■ Extracted text ■
Court File and Parties
CITATION: Mazza v. Ornge Corporate Services Inc., 2016 ONSC 1390
COURT FILE No’s: CV-15-527629 & CV-13-472403
DATE: 20160225
SUPERIOR COURT OF JUSTICE - ONTARIO
RE: CHRISTOPHER MAZZA, Plaintiff
AND:
ORNGE CORPORATE SERVICES INC. formerly known as ORNGE PEEL LTD., ORNGE and ORNGE GLOBAL REAL ESTATE INC., Defendants
BEFORE: S. F. Dunphy, J.
COUNSEL: Alfred Schorr, for the Plaintiff Jeffrey E. Goodman and Allison E. MacIsaac, for the Defendants Courtney Raphael, for the Defendants
HEARD: September 15, 2015
SUPPLEMENTARY ENDORSEMENT
[1] In my ruling of December 22, 2015 I granted the motion of the moving parties to dismiss the claims advanced by Dr. Mazza in one of the two proceedings pending between the parties and to consolidate the remainder into a single action. My ruling requested the parties to work together to come up with a consolidation order on consent or to make submissions to me on any issues arising and directed them to provide me with their submissions on costs. This has now been done and I am now ruling on those two matters. I shall continue to use the same defined terms as in my ruling of December 22, 2015.

■ Exercise A ■
According to the court endorsement, on what date was the matter heard?
■ Exercise B ■
Continue the court endorsement from its last sentence.

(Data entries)
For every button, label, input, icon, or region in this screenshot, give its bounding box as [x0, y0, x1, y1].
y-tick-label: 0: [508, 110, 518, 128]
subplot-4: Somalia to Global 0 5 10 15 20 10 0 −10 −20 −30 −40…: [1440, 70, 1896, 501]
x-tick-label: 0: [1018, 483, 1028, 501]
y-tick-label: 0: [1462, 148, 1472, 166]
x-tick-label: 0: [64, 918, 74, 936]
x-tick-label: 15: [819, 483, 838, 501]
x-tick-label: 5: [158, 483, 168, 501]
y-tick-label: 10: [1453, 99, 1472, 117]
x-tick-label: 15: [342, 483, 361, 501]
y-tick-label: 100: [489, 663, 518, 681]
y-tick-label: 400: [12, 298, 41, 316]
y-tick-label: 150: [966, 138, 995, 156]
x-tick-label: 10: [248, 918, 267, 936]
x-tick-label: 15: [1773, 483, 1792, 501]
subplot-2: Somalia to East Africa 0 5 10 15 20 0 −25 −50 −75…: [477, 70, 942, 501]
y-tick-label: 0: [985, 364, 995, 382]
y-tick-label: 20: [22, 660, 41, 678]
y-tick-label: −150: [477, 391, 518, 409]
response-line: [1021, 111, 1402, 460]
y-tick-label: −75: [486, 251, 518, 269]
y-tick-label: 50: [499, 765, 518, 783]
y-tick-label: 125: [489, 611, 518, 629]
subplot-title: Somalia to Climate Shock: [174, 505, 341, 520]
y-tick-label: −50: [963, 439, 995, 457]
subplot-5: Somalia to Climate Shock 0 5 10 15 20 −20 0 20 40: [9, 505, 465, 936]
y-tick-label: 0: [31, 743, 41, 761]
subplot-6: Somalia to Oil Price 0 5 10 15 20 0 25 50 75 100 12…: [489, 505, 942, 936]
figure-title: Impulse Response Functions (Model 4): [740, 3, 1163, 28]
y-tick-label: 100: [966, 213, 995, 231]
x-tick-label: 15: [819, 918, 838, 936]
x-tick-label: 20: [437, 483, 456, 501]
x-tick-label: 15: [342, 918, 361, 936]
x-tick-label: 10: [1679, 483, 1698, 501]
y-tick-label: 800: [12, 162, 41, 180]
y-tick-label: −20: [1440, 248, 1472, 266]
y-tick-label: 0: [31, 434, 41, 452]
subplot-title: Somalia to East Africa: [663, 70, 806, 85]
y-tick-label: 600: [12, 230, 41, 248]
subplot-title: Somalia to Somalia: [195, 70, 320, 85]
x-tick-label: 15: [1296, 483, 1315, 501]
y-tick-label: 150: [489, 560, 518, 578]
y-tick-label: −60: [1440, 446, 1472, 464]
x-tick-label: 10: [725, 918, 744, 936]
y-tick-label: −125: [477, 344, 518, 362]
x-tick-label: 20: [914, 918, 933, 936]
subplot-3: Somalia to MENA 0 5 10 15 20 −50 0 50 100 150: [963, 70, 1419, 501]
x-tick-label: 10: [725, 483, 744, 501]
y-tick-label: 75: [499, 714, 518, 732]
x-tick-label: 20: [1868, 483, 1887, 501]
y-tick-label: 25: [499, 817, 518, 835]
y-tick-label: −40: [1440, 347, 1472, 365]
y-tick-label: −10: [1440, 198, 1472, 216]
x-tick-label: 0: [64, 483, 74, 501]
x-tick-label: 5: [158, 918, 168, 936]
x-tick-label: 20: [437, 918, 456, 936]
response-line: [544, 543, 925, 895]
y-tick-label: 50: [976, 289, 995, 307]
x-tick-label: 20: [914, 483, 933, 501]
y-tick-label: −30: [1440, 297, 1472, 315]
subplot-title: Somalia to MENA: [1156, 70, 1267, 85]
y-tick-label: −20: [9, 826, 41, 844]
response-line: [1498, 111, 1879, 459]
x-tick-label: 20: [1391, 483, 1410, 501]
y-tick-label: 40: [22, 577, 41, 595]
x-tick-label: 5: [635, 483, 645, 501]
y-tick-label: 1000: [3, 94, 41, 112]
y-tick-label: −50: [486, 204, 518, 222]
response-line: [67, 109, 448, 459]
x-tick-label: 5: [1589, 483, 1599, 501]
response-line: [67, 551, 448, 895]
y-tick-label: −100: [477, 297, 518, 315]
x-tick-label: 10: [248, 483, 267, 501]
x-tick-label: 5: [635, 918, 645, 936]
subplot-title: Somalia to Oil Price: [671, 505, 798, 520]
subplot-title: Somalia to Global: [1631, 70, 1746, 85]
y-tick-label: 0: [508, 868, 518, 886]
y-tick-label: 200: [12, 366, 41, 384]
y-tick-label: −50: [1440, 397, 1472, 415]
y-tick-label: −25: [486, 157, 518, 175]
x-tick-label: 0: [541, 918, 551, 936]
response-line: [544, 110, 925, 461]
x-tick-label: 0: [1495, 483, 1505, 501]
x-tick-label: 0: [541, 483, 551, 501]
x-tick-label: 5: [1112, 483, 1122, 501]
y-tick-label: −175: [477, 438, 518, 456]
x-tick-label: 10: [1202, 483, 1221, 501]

■ Exercise response A ■
September 15, 2015

■ Exercise response B ■
[2] On the matter of the consolidation order, the parties have agreed on the form of order with one minor issue. The plaintiff in the Peel Action has proposed an Amended Consolidated Statement of Claim. This will be the surviving claim following my ruling of December 22, 2015. Dr. Mazza has taken no issue with the form of this draft pleading. The only issue he takes with the draft orders is the provision in paragraph 3 of each of the orders that Court approval be required of his Consolidated Statement of Defence (he also takes issue with the form of the orders in that they lack both the date and judge’s name – I assume that will be fixed when the order is taken out).
[3] I agree with Dr. Mazza. Should the Consolidated Statement of Defence when filed plead matters that are res judicata by reason of my ruling, that can be dealt with easily enough and the risk of costs consequences ought to dissuade any frivolous attempts to push the envelope in that direction. I see no reason for “pre-clearance” of the Consolidated Statement of Defence.
[4] I approve the draft form of consolidation orders subject to the deletion from paragraph 3 thereof of the words “to be approved by the court having regard to the reasons for decision of Justice Dunphy dated December 22, 2015”. The orders can be taken out and issued with today’s date. I trust I can rely on counsel to approve the drafts as to form and content so as to avoid the necessity of my appending the drafts to this endorsement.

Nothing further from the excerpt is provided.